■ **What to do**: Of all the lines in the material, how many include the word "this"? Reply with the number alone.

■ **Data section**:
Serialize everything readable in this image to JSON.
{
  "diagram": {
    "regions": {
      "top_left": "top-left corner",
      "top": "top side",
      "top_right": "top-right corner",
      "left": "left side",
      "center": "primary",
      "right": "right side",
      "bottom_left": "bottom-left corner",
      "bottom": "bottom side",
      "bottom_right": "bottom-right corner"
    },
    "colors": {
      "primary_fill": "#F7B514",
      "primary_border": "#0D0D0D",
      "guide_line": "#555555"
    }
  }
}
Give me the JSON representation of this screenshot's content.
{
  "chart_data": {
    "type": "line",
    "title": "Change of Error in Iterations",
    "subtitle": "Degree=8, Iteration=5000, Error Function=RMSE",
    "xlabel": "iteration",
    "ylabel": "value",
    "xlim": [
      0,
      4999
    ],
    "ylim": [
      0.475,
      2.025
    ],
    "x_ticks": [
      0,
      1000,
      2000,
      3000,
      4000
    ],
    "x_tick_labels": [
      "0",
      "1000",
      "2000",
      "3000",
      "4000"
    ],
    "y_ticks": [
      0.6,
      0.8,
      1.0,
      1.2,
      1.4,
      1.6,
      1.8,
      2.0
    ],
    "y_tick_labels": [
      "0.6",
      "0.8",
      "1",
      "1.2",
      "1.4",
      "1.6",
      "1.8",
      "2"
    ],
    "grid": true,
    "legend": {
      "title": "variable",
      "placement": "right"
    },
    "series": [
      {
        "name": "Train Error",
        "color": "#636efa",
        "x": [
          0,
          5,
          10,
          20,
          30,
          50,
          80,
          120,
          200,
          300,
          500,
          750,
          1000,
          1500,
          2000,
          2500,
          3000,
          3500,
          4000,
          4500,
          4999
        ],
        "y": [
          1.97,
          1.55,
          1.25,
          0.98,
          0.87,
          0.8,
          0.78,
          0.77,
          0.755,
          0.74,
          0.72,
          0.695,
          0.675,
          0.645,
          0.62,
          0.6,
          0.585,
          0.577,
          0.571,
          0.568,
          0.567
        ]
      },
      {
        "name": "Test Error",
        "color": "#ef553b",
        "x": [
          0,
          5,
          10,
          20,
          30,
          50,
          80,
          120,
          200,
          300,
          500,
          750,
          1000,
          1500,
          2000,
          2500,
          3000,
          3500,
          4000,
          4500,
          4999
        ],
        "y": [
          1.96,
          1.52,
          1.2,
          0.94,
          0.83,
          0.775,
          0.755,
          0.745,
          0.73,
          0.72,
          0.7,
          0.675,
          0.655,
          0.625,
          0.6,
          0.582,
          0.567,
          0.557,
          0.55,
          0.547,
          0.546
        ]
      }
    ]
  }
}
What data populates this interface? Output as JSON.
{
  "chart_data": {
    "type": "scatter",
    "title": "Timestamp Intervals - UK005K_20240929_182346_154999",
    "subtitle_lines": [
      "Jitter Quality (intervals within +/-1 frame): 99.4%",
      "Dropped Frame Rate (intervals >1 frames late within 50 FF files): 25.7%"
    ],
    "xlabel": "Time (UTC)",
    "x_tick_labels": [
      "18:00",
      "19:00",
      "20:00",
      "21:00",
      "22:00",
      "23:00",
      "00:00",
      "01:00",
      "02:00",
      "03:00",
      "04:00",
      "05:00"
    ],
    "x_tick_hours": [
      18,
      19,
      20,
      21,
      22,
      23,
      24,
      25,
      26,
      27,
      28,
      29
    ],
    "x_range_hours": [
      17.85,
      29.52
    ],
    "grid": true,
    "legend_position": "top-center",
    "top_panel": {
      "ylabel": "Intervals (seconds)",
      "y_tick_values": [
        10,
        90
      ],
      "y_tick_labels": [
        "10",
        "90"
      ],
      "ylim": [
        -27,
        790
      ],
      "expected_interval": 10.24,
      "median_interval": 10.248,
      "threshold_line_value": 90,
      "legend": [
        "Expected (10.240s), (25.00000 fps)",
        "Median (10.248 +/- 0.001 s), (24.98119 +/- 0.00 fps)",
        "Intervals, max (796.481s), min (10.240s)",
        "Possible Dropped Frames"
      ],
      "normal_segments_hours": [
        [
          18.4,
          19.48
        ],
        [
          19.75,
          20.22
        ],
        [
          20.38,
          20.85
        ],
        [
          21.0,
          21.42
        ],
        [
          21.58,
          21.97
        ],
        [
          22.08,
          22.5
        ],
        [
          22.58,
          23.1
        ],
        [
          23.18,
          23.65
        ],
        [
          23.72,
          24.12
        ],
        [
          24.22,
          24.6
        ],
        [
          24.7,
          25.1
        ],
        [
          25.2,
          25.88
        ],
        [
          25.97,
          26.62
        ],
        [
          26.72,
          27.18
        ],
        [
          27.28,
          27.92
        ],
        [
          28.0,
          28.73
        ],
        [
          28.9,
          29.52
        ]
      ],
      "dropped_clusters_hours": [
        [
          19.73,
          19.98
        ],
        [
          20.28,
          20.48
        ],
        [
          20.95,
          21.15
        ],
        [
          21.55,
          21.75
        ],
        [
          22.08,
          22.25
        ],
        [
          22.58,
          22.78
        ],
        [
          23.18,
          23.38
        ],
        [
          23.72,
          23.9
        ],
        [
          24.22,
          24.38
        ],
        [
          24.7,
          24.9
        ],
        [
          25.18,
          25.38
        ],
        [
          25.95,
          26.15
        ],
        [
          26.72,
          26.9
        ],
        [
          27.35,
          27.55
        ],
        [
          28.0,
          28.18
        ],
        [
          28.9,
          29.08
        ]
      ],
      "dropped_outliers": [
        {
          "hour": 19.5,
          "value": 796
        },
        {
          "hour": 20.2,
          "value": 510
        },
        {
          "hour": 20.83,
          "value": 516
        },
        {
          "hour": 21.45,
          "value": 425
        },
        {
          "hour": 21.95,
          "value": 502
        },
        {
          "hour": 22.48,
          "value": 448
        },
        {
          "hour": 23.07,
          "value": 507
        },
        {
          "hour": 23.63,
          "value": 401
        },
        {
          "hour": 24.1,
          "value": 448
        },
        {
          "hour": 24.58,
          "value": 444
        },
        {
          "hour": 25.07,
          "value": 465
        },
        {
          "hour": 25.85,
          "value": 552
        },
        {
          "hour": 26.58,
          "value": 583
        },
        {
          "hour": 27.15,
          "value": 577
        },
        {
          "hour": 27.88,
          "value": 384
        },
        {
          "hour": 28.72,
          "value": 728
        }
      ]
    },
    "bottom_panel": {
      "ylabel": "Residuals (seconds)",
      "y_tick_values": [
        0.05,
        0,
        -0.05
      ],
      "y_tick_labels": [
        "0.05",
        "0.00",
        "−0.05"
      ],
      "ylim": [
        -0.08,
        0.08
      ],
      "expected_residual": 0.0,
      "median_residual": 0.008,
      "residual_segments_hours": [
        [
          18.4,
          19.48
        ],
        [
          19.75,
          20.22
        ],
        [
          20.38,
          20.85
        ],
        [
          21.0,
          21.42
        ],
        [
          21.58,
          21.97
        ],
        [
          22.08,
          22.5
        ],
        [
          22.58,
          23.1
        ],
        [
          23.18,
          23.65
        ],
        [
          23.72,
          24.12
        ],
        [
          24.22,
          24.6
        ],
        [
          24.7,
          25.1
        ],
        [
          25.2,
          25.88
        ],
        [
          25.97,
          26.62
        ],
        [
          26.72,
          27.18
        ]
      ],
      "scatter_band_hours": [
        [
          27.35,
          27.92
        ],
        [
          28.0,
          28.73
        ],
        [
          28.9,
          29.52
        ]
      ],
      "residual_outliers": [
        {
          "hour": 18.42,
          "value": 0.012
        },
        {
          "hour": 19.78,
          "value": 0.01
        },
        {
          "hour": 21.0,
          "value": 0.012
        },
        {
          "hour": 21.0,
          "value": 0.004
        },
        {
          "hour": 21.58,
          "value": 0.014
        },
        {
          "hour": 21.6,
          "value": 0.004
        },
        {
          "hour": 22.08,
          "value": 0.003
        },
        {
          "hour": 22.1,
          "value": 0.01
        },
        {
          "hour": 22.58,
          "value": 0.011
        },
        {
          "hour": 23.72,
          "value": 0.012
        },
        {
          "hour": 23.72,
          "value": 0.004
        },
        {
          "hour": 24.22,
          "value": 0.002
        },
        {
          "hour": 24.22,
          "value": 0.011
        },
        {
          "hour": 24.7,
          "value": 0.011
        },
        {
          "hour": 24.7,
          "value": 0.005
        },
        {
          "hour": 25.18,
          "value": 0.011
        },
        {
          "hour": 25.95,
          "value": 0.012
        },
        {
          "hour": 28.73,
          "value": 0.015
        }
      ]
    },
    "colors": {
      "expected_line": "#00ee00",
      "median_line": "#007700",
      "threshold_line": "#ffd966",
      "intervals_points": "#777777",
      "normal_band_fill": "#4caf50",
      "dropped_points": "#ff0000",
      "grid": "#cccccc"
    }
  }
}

■ **Correct response**: 3